Material for the task:

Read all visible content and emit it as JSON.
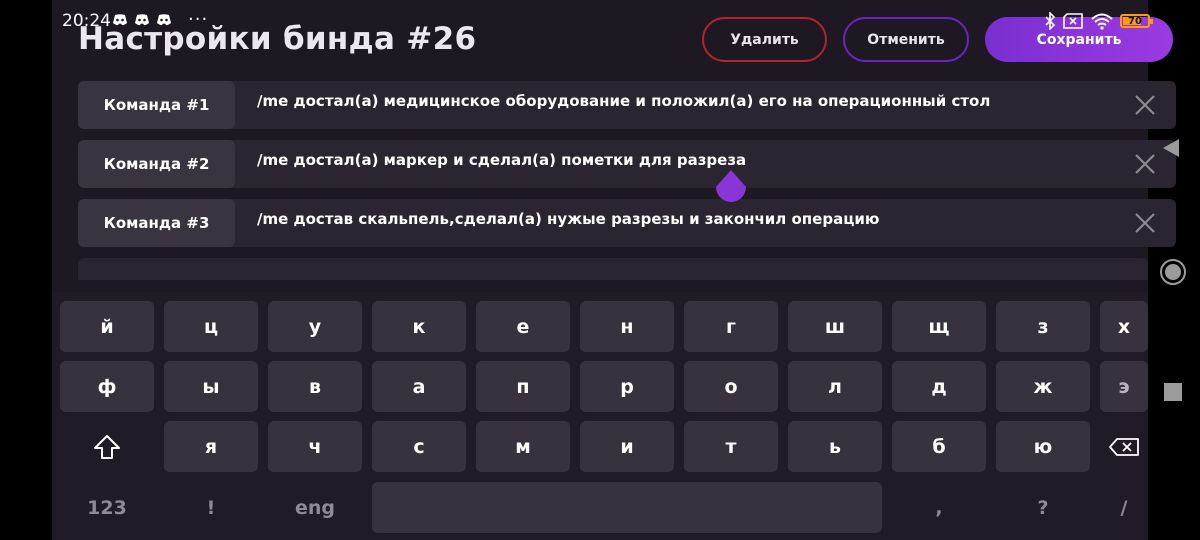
{
  "statusbar": {
    "time": "20:24",
    "more": "···",
    "battery": "70",
    "battery_level": 0.7
  },
  "header": {
    "title": "Настройки бинда #26",
    "delete_label": "Удалить",
    "cancel_label": "Отменить",
    "save_label": "Сохранить"
  },
  "commands": [
    {
      "label": "Команда #1",
      "text": "/me достал(а) медицинское оборудование и положил(а) его на операционный стол"
    },
    {
      "label": "Команда #2",
      "text": "/me достал(а) маркер и сделал(а) пометки для разреза"
    },
    {
      "label": "Команда #3",
      "text": "/me достав скальпель,сделал(а) нужые разрезы и закончил операцию"
    }
  ],
  "keyboard": {
    "row1": [
      "й",
      "ц",
      "у",
      "к",
      "е",
      "н",
      "г",
      "ш",
      "щ",
      "з",
      "х"
    ],
    "row2": [
      "ф",
      "ы",
      "в",
      "а",
      "п",
      "р",
      "о",
      "л",
      "д",
      "ж",
      "э"
    ],
    "row3": [
      "я",
      "ч",
      "с",
      "м",
      "и",
      "т",
      "ь",
      "б",
      "ю"
    ],
    "bottom": {
      "numbers": "123",
      "exclaim": "!",
      "lang": "eng",
      "comma": ",",
      "question": "?",
      "slash": "/"
    }
  },
  "colors": {
    "accent": "#8a35d8",
    "delete_border": "#b3222d",
    "cancel_border": "#6a25b8",
    "battery": "#ff9d00"
  },
  "icons": [
    "discord-icon",
    "close-icon",
    "shift-icon",
    "backspace-icon",
    "bluetooth-icon",
    "wifi-icon",
    "sim-icon",
    "battery-icon",
    "nav-back-icon",
    "nav-home-icon",
    "nav-recent-icon",
    "text-cursor-handle-icon"
  ]
}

Work required: Leave out the pictures and output the rest of the material exactly as written.

Worked solution:
Read all visible content and emit it as JSON.
{
  "statusbar": {
    "time": "20:24",
    "more": "···",
    "battery": "70",
    "battery_level": 0.7
  },
  "header": {
    "title": "Настройки бинда #26",
    "delete_label": "Удалить",
    "cancel_label": "Отменить",
    "save_label": "Сохранить"
  },
  "commands": [
    {
      "label": "Команда #1",
      "text": "/me достал(а) медицинское оборудование и положил(а) его на операционный стол"
    },
    {
      "label": "Команда #2",
      "text": "/me достал(а) маркер и сделал(а) пометки для разреза"
    },
    {
      "label": "Команда #3",
      "text": "/me достав скальпель,сделал(а) нужые разрезы и закончил операцию"
    }
  ],
  "keyboard": {
    "row1": [
      "й",
      "ц",
      "у",
      "к",
      "е",
      "н",
      "г",
      "ш",
      "щ",
      "з",
      "х"
    ],
    "row2": [
      "ф",
      "ы",
      "в",
      "а",
      "п",
      "р",
      "о",
      "л",
      "д",
      "ж",
      "э"
    ],
    "row3": [
      "я",
      "ч",
      "с",
      "м",
      "и",
      "т",
      "ь",
      "б",
      "ю"
    ],
    "bottom": {
      "numbers": "123",
      "exclaim": "!",
      "lang": "eng",
      "comma": ",",
      "question": "?",
      "slash": "/"
    }
  },
  "colors": {
    "accent": "#8a35d8",
    "delete_border": "#b3222d",
    "cancel_border": "#6a25b8",
    "battery": "#ff9d00"
  },
  "icons": [
    "discord-icon",
    "close-icon",
    "shift-icon",
    "backspace-icon",
    "bluetooth-icon",
    "wifi-icon",
    "sim-icon",
    "battery-icon",
    "nav-back-icon",
    "nav-home-icon",
    "nav-recent-icon",
    "text-cursor-handle-icon"
  ]
}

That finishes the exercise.